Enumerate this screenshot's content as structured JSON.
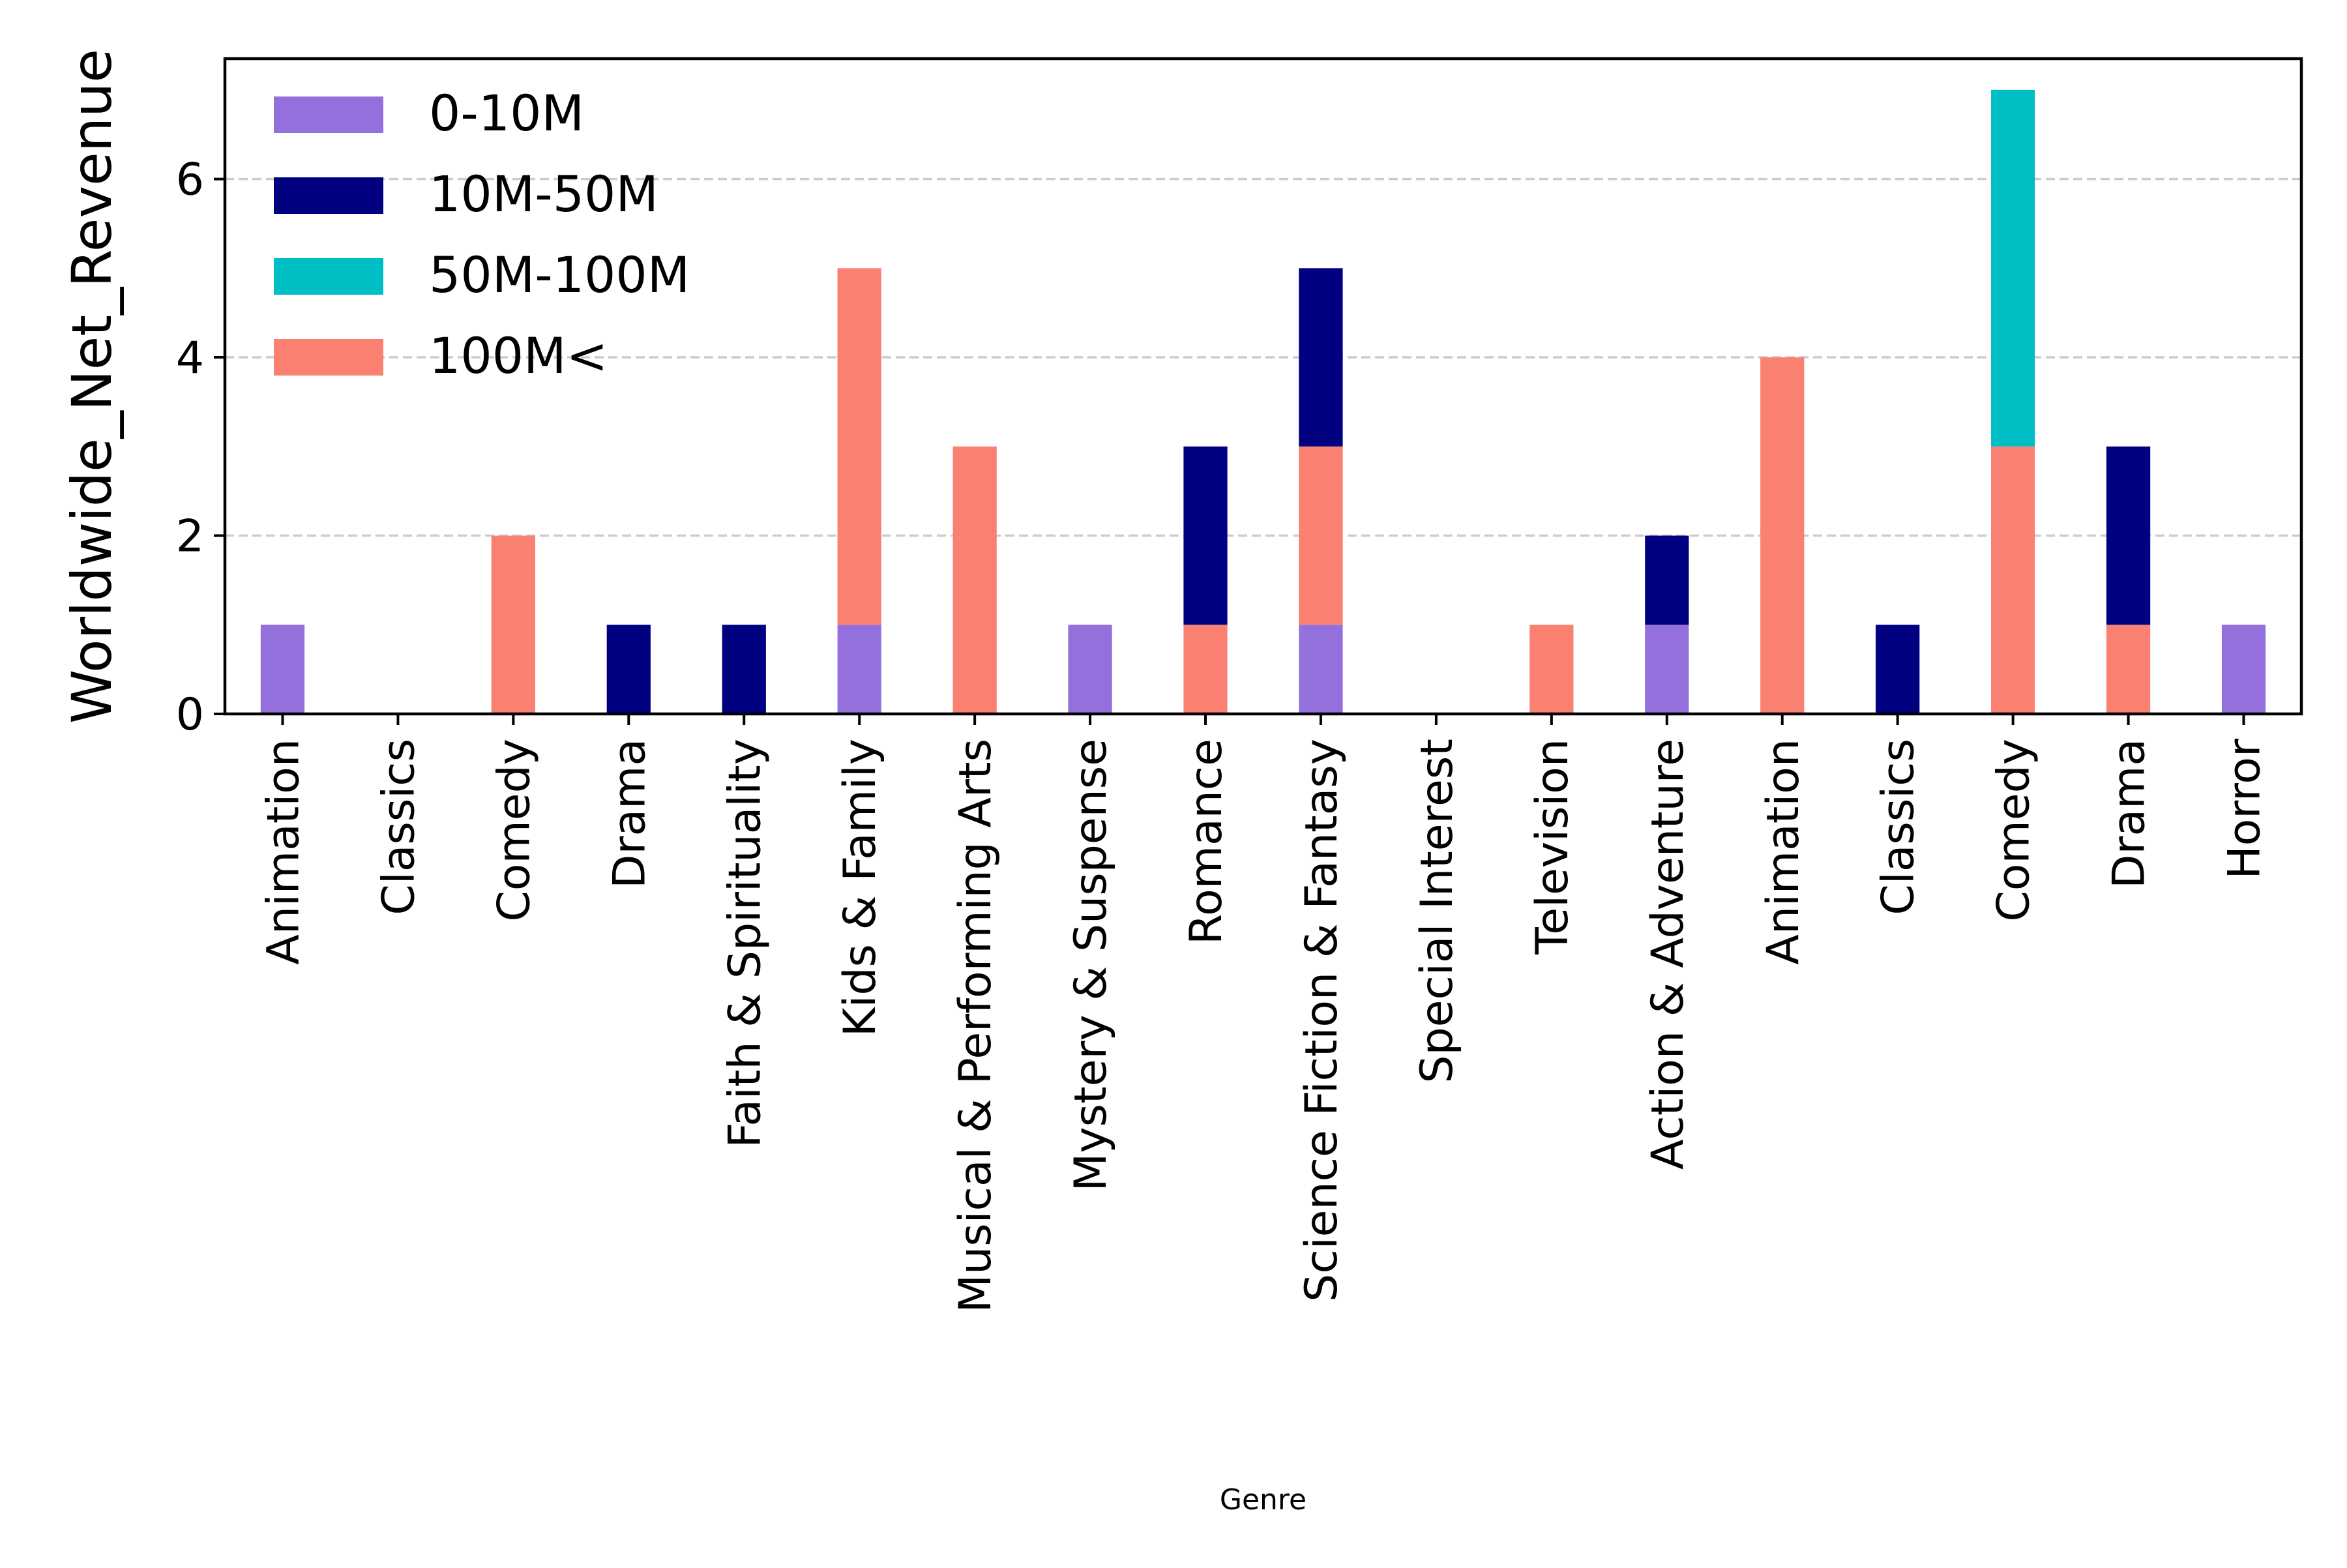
{
  "chart_data": {
    "type": "bar",
    "stacked": true,
    "title": "",
    "xlabel": "Genre",
    "ylabel": "Worldwide_Net_Revenue",
    "ylim": [
      0,
      7.35
    ],
    "yticks": [
      0,
      2,
      4,
      6
    ],
    "grid": "y-dashed",
    "legend_position": "top-left",
    "categories": [
      "Animation",
      "Classics",
      "Comedy",
      "Drama",
      "Faith & Spirituality",
      "Kids & Family",
      "Musical & Performing Arts",
      "Mystery & Suspense",
      "Romance",
      "Science Fiction & Fantasy",
      "Special Interest",
      "Television",
      "Action & Adventure",
      "Animation",
      "Classics",
      "Comedy",
      "Drama",
      "Horror"
    ],
    "series": [
      {
        "name": "0-10M",
        "color": "#9370db",
        "values": [
          1,
          0,
          0,
          0,
          0,
          1,
          0,
          1,
          0,
          1,
          0,
          0,
          1,
          0,
          0,
          0,
          0,
          1
        ]
      },
      {
        "name": "100M<",
        "color": "#fa8072",
        "values": [
          0,
          0,
          2,
          0,
          0,
          4,
          3,
          0,
          1,
          2,
          0,
          1,
          0,
          4,
          0,
          3,
          1,
          0
        ]
      },
      {
        "name": "10M-50M",
        "color": "#000080",
        "values": [
          0,
          0,
          0,
          1,
          1,
          0,
          0,
          0,
          2,
          2,
          0,
          0,
          1,
          0,
          1,
          0,
          2,
          0
        ]
      },
      {
        "name": "50M-100M",
        "color": "#00bfc4",
        "values": [
          0,
          0,
          0,
          0,
          0,
          0,
          0,
          0,
          0,
          0,
          0,
          0,
          0,
          0,
          0,
          4,
          0,
          0
        ]
      }
    ],
    "legend_order": [
      "0-10M",
      "10M-50M",
      "50M-100M",
      "100M<"
    ]
  }
}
_ _ _ _
■ Requirements ■
With the pictures left out, transcribe the material exactly.

■ Result of this exercise ■
Enumerate this screenshot's content as structured JSON.
{
  "chart_data": {
    "type": "bar",
    "stacked": true,
    "title": "",
    "xlabel": "Genre",
    "ylabel": "Worldwide_Net_Revenue",
    "ylim": [
      0,
      7.35
    ],
    "yticks": [
      0,
      2,
      4,
      6
    ],
    "grid": "y-dashed",
    "legend_position": "top-left",
    "categories": [
      "Animation",
      "Classics",
      "Comedy",
      "Drama",
      "Faith & Spirituality",
      "Kids & Family",
      "Musical & Performing Arts",
      "Mystery & Suspense",
      "Romance",
      "Science Fiction & Fantasy",
      "Special Interest",
      "Television",
      "Action & Adventure",
      "Animation",
      "Classics",
      "Comedy",
      "Drama",
      "Horror"
    ],
    "series": [
      {
        "name": "0-10M",
        "color": "#9370db",
        "values": [
          1,
          0,
          0,
          0,
          0,
          1,
          0,
          1,
          0,
          1,
          0,
          0,
          1,
          0,
          0,
          0,
          0,
          1
        ]
      },
      {
        "name": "100M<",
        "color": "#fa8072",
        "values": [
          0,
          0,
          2,
          0,
          0,
          4,
          3,
          0,
          1,
          2,
          0,
          1,
          0,
          4,
          0,
          3,
          1,
          0
        ]
      },
      {
        "name": "10M-50M",
        "color": "#000080",
        "values": [
          0,
          0,
          0,
          1,
          1,
          0,
          0,
          0,
          2,
          2,
          0,
          0,
          1,
          0,
          1,
          0,
          2,
          0
        ]
      },
      {
        "name": "50M-100M",
        "color": "#00bfc4",
        "values": [
          0,
          0,
          0,
          0,
          0,
          0,
          0,
          0,
          0,
          0,
          0,
          0,
          0,
          0,
          0,
          4,
          0,
          0
        ]
      }
    ],
    "legend_order": [
      "0-10M",
      "10M-50M",
      "50M-100M",
      "100M<"
    ]
  }
}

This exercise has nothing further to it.